» Exercise goal: Restate all the material verbatim, except for the pictures.

» Extracted entries:
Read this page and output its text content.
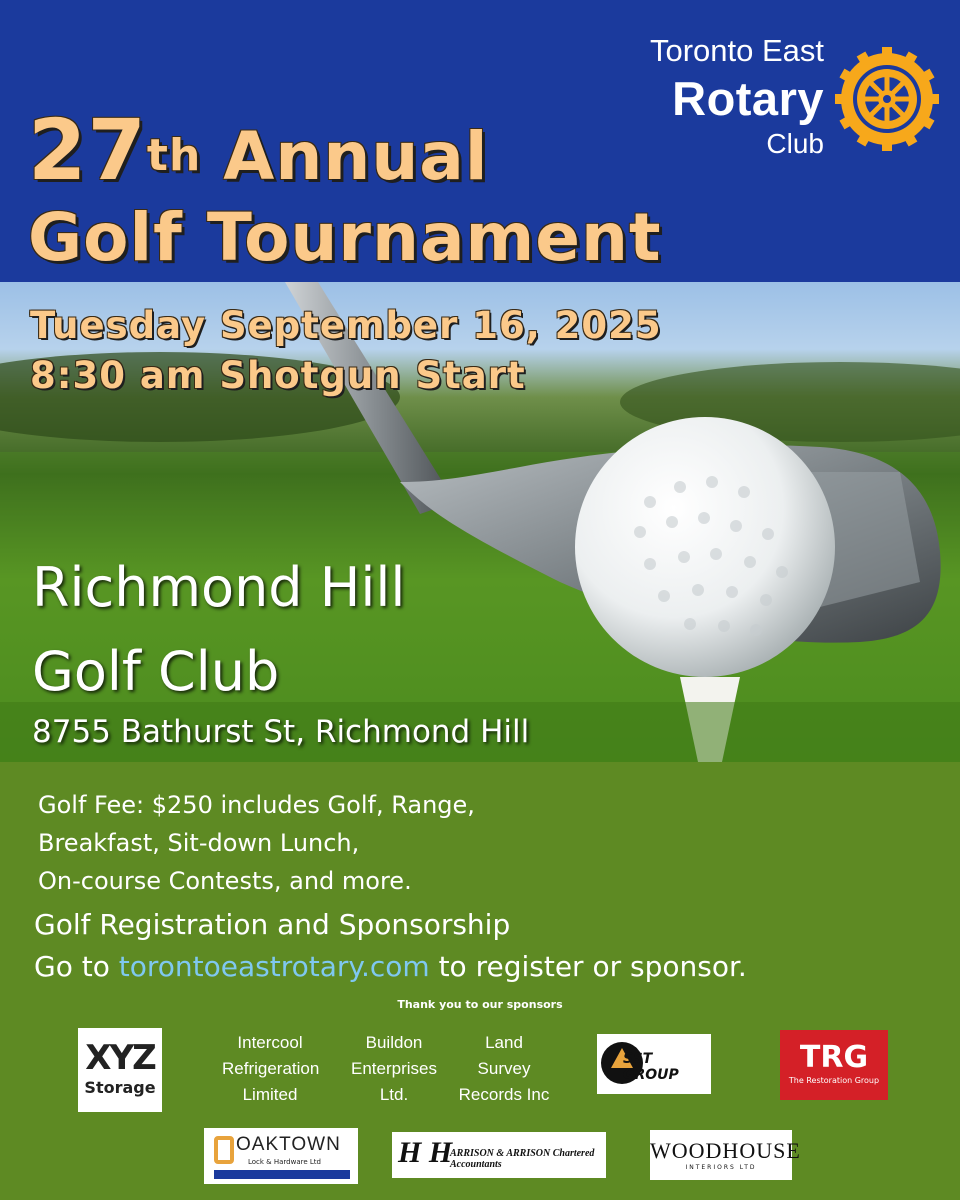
27th Annual
Golf Tournament
Toronto East
Rotary
Club
Tuesday September 16, 2025
8:30 am Shotgun Start
Richmond Hill
Golf Club
8755 Bathurst St, Richmond Hill
Golf Fee: $250 includes Golf, Range,
Breakfast, Sit-down Lunch,
On-course Contests, and more.
Golf Registration and Sponsorship
Go to torontoeastrotary.com to register or sponsor.
Thank you to our sponsors
XYZ
Storage
Intercool
Refrigeration
Limited
Buildon
Enterprises
Ltd.
Land
Survey
Records Inc
SST GROUP	TRG
The Restoration Group
OAKTOWN
Lock & Hardware Ltd	H H
ARRISON & ARRISON Chartered Accountants
WOODHOUSE
INTERIORS LTD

» Answer to this problem:
Read this page and output its text content.
27th Annual
Golf Tournament
Toronto East
Rotary
Club
Tuesday September 16, 2025
8:30 am Shotgun Start
Richmond Hill
Golf Club
8755 Bathurst St, Richmond Hill
Golf Fee: $250 includes Golf, Range,
Breakfast, Sit-down Lunch,
On-course Contests, and more.
Golf Registration and Sponsorship
Go to torontoeastrotary.com to register or sponsor.
Thank you to our sponsors
XYZ
Storage
Intercool
Refrigeration
Limited
Buildon
Enterprises
Ltd.
Land
Survey
Records Inc
SST GROUP	TRG
The Restoration Group
OAKTOWN
Lock & Hardware Ltd	H H
ARRISON & ARRISON Chartered Accountants
WOODHOUSE
INTERIORS LTD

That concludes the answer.